- Data shown -
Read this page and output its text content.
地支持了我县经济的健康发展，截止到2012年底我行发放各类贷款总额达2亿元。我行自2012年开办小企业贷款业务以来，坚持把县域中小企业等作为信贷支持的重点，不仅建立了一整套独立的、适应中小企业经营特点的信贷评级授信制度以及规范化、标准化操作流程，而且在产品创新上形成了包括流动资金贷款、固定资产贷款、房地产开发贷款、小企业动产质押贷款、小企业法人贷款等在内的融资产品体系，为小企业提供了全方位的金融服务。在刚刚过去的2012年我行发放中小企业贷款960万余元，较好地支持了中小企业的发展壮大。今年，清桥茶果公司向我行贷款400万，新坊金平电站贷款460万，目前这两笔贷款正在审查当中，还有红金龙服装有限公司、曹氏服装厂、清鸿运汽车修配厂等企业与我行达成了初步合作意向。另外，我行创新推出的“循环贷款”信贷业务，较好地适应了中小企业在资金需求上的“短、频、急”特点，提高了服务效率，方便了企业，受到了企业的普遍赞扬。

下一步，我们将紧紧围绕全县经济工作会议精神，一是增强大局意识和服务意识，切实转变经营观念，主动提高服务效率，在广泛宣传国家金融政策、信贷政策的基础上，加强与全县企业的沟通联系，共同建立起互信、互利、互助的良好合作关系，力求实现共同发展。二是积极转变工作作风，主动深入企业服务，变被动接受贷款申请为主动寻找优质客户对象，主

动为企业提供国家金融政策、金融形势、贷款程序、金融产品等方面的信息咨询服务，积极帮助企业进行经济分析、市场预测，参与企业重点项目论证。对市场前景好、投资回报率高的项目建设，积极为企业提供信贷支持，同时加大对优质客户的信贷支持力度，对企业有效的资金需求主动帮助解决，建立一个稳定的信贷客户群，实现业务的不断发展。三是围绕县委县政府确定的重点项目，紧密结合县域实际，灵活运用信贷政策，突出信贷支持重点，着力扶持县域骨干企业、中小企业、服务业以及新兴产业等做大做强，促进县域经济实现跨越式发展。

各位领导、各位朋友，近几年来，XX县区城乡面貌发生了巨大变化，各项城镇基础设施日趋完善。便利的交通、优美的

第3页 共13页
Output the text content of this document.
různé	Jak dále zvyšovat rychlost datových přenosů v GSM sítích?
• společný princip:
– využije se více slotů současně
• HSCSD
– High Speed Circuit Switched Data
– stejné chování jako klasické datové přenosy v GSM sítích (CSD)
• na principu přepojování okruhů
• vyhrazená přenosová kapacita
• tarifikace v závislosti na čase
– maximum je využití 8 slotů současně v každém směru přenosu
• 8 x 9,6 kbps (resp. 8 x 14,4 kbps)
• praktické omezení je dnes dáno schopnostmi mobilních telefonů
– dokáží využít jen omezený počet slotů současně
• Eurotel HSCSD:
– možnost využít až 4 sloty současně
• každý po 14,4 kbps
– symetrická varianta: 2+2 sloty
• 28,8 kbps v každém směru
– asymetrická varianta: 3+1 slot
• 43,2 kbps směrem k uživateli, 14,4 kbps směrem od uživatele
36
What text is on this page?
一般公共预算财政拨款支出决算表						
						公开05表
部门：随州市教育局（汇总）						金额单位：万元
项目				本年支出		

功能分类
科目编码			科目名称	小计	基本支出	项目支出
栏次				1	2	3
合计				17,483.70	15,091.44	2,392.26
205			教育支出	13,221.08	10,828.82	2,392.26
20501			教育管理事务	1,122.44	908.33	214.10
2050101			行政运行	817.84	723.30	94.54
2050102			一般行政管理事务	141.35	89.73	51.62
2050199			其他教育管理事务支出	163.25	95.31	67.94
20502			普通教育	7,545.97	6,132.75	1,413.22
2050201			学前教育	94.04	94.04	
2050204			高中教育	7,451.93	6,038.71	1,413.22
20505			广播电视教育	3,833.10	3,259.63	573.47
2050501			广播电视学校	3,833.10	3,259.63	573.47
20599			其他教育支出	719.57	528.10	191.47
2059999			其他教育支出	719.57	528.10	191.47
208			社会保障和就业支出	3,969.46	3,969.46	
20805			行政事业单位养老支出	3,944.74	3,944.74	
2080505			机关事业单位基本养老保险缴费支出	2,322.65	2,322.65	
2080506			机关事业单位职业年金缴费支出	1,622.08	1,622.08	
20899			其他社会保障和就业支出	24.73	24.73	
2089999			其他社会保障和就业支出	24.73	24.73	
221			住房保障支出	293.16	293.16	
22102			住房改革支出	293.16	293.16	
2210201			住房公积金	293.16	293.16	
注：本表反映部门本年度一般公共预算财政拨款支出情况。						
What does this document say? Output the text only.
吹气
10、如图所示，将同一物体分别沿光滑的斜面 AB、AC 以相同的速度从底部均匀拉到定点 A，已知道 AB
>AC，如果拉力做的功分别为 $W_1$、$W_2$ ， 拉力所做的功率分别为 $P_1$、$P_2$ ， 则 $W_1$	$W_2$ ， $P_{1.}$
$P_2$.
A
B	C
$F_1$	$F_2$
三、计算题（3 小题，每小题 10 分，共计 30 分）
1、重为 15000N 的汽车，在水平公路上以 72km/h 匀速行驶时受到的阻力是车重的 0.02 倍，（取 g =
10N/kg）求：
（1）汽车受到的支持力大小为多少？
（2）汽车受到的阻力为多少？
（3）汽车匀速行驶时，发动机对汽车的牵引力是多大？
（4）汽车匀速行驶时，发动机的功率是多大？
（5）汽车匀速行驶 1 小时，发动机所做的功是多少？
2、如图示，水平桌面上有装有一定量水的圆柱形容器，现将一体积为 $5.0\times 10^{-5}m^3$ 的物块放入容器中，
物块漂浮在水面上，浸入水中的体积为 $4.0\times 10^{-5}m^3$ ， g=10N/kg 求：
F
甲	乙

- Task goal -
Copy every line above that includes the string "其他社会保障和就业支出".

- Task response -
20899			其他社会保障和就业支出	24.73	24.73	
2089999			其他社会保障和就业支出	24.73	24.73	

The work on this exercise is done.